Task instructions: Return all of the entries word for word, but omit the pictures they contain.

Figure dataset records:
↓
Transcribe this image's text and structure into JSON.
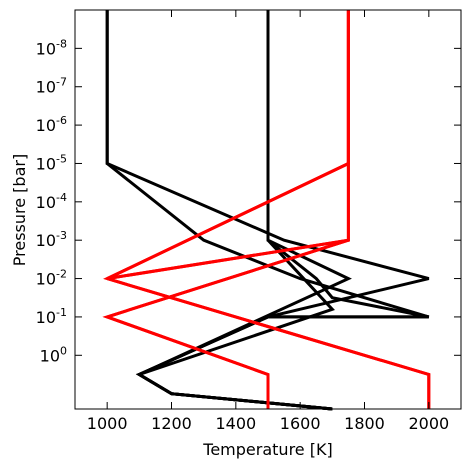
{
  "chart_data": {
    "type": "line",
    "xlabel": "Temperature [K]",
    "ylabel": "Pressure [bar]",
    "xlim": [
      900,
      2100
    ],
    "ylim_log10": [
      1.4,
      -9.0
    ],
    "y_scale": "log",
    "y_inverted": true,
    "grid": false,
    "x_ticks": [
      {
        "value": 1000,
        "label": "1000"
      },
      {
        "value": 1200,
        "label": "1200"
      },
      {
        "value": 1400,
        "label": "1400"
      },
      {
        "value": 1600,
        "label": "1600"
      },
      {
        "value": 1800,
        "label": "1800"
      },
      {
        "value": 2000,
        "label": "2000"
      }
    ],
    "y_ticks": [
      {
        "exp": -8,
        "base": "10",
        "sup": "-8"
      },
      {
        "exp": -7,
        "base": "10",
        "sup": "-7"
      },
      {
        "exp": -6,
        "base": "10",
        "sup": "-6"
      },
      {
        "exp": -5,
        "base": "10",
        "sup": "-5"
      },
      {
        "exp": -4,
        "base": "10",
        "sup": "-4"
      },
      {
        "exp": -3,
        "base": "10",
        "sup": "-3"
      },
      {
        "exp": -2,
        "base": "10",
        "sup": "-2"
      },
      {
        "exp": -1,
        "base": "10",
        "sup": "-1"
      },
      {
        "exp": 0,
        "base": "10",
        "sup": "0"
      }
    ],
    "series": [
      {
        "color": "#000000",
        "points": [
          [
            1000,
            -9
          ],
          [
            1000,
            -5
          ],
          [
            1300,
            -3
          ],
          [
            1600,
            -2
          ],
          [
            2000,
            -1
          ],
          [
            1500,
            -1
          ],
          [
            1100,
            0.5
          ],
          [
            1200,
            1
          ],
          [
            1700,
            1.4
          ]
        ]
      },
      {
        "color": "#000000",
        "points": [
          [
            1000,
            -9
          ],
          [
            1000,
            -5
          ],
          [
            1550,
            -3
          ],
          [
            2000,
            -2
          ],
          [
            1500,
            -1
          ],
          [
            1100,
            0.5
          ],
          [
            1200,
            1
          ],
          [
            1700,
            1.4
          ]
        ]
      },
      {
        "color": "#000000",
        "points": [
          [
            1500,
            -9
          ],
          [
            1500,
            -3
          ],
          [
            1750,
            -2
          ],
          [
            1100,
            0.5
          ],
          [
            1200,
            1
          ],
          [
            1700,
            1.4
          ]
        ]
      },
      {
        "color": "#000000",
        "points": [
          [
            1500,
            -9
          ],
          [
            1500,
            -3
          ],
          [
            1700,
            -1.2
          ],
          [
            1100,
            0.5
          ],
          [
            1200,
            1
          ],
          [
            1700,
            1.4
          ]
        ]
      },
      {
        "color": "#000000",
        "points": [
          [
            1500,
            -9
          ],
          [
            1500,
            -3
          ],
          [
            1650,
            -2
          ],
          [
            1700,
            -1.5
          ],
          [
            2000,
            -1
          ],
          [
            1500,
            -1
          ],
          [
            1100,
            0.5
          ],
          [
            1200,
            1
          ],
          [
            1700,
            1.4
          ]
        ]
      },
      {
        "color": "#ff0000",
        "points": [
          [
            1750,
            -9
          ],
          [
            1750,
            -5
          ],
          [
            1000,
            -2
          ],
          [
            1750,
            -3
          ],
          [
            1000,
            -1
          ],
          [
            1500,
            0.5
          ],
          [
            1500,
            1.4
          ]
        ]
      },
      {
        "color": "#ff0000",
        "points": [
          [
            1750,
            -9
          ],
          [
            1750,
            -3
          ],
          [
            1000,
            -1
          ],
          [
            1500,
            0.5
          ],
          [
            1500,
            1.4
          ]
        ]
      },
      {
        "color": "#ff0000",
        "points": [
          [
            1750,
            -9
          ],
          [
            1750,
            -5
          ],
          [
            1000,
            -2
          ],
          [
            2000,
            0.5
          ],
          [
            2000,
            1.4
          ]
        ]
      },
      {
        "color": "#ff0000",
        "points": [
          [
            1750,
            -9
          ],
          [
            1750,
            -3
          ],
          [
            1000,
            -2
          ],
          [
            2000,
            0.5
          ],
          [
            2000,
            1.4
          ]
        ]
      }
    ]
  }
}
↑
Written response:
Transcribe this image's text and structure into JSON.
{
  "chart_data": {
    "type": "line",
    "xlabel": "Temperature [K]",
    "ylabel": "Pressure [bar]",
    "xlim": [
      900,
      2100
    ],
    "ylim_log10": [
      1.4,
      -9.0
    ],
    "y_scale": "log",
    "y_inverted": true,
    "grid": false,
    "x_ticks": [
      {
        "value": 1000,
        "label": "1000"
      },
      {
        "value": 1200,
        "label": "1200"
      },
      {
        "value": 1400,
        "label": "1400"
      },
      {
        "value": 1600,
        "label": "1600"
      },
      {
        "value": 1800,
        "label": "1800"
      },
      {
        "value": 2000,
        "label": "2000"
      }
    ],
    "y_ticks": [
      {
        "exp": -8,
        "base": "10",
        "sup": "-8"
      },
      {
        "exp": -7,
        "base": "10",
        "sup": "-7"
      },
      {
        "exp": -6,
        "base": "10",
        "sup": "-6"
      },
      {
        "exp": -5,
        "base": "10",
        "sup": "-5"
      },
      {
        "exp": -4,
        "base": "10",
        "sup": "-4"
      },
      {
        "exp": -3,
        "base": "10",
        "sup": "-3"
      },
      {
        "exp": -2,
        "base": "10",
        "sup": "-2"
      },
      {
        "exp": -1,
        "base": "10",
        "sup": "-1"
      },
      {
        "exp": 0,
        "base": "10",
        "sup": "0"
      }
    ],
    "series": [
      {
        "color": "#000000",
        "points": [
          [
            1000,
            -9
          ],
          [
            1000,
            -5
          ],
          [
            1300,
            -3
          ],
          [
            1600,
            -2
          ],
          [
            2000,
            -1
          ],
          [
            1500,
            -1
          ],
          [
            1100,
            0.5
          ],
          [
            1200,
            1
          ],
          [
            1700,
            1.4
          ]
        ]
      },
      {
        "color": "#000000",
        "points": [
          [
            1000,
            -9
          ],
          [
            1000,
            -5
          ],
          [
            1550,
            -3
          ],
          [
            2000,
            -2
          ],
          [
            1500,
            -1
          ],
          [
            1100,
            0.5
          ],
          [
            1200,
            1
          ],
          [
            1700,
            1.4
          ]
        ]
      },
      {
        "color": "#000000",
        "points": [
          [
            1500,
            -9
          ],
          [
            1500,
            -3
          ],
          [
            1750,
            -2
          ],
          [
            1100,
            0.5
          ],
          [
            1200,
            1
          ],
          [
            1700,
            1.4
          ]
        ]
      },
      {
        "color": "#000000",
        "points": [
          [
            1500,
            -9
          ],
          [
            1500,
            -3
          ],
          [
            1700,
            -1.2
          ],
          [
            1100,
            0.5
          ],
          [
            1200,
            1
          ],
          [
            1700,
            1.4
          ]
        ]
      },
      {
        "color": "#000000",
        "points": [
          [
            1500,
            -9
          ],
          [
            1500,
            -3
          ],
          [
            1650,
            -2
          ],
          [
            1700,
            -1.5
          ],
          [
            2000,
            -1
          ],
          [
            1500,
            -1
          ],
          [
            1100,
            0.5
          ],
          [
            1200,
            1
          ],
          [
            1700,
            1.4
          ]
        ]
      },
      {
        "color": "#ff0000",
        "points": [
          [
            1750,
            -9
          ],
          [
            1750,
            -5
          ],
          [
            1000,
            -2
          ],
          [
            1750,
            -3
          ],
          [
            1000,
            -1
          ],
          [
            1500,
            0.5
          ],
          [
            1500,
            1.4
          ]
        ]
      },
      {
        "color": "#ff0000",
        "points": [
          [
            1750,
            -9
          ],
          [
            1750,
            -3
          ],
          [
            1000,
            -1
          ],
          [
            1500,
            0.5
          ],
          [
            1500,
            1.4
          ]
        ]
      },
      {
        "color": "#ff0000",
        "points": [
          [
            1750,
            -9
          ],
          [
            1750,
            -5
          ],
          [
            1000,
            -2
          ],
          [
            2000,
            0.5
          ],
          [
            2000,
            1.4
          ]
        ]
      },
      {
        "color": "#ff0000",
        "points": [
          [
            1750,
            -9
          ],
          [
            1750,
            -3
          ],
          [
            1000,
            -2
          ],
          [
            2000,
            0.5
          ],
          [
            2000,
            1.4
          ]
        ]
      }
    ]
  }
}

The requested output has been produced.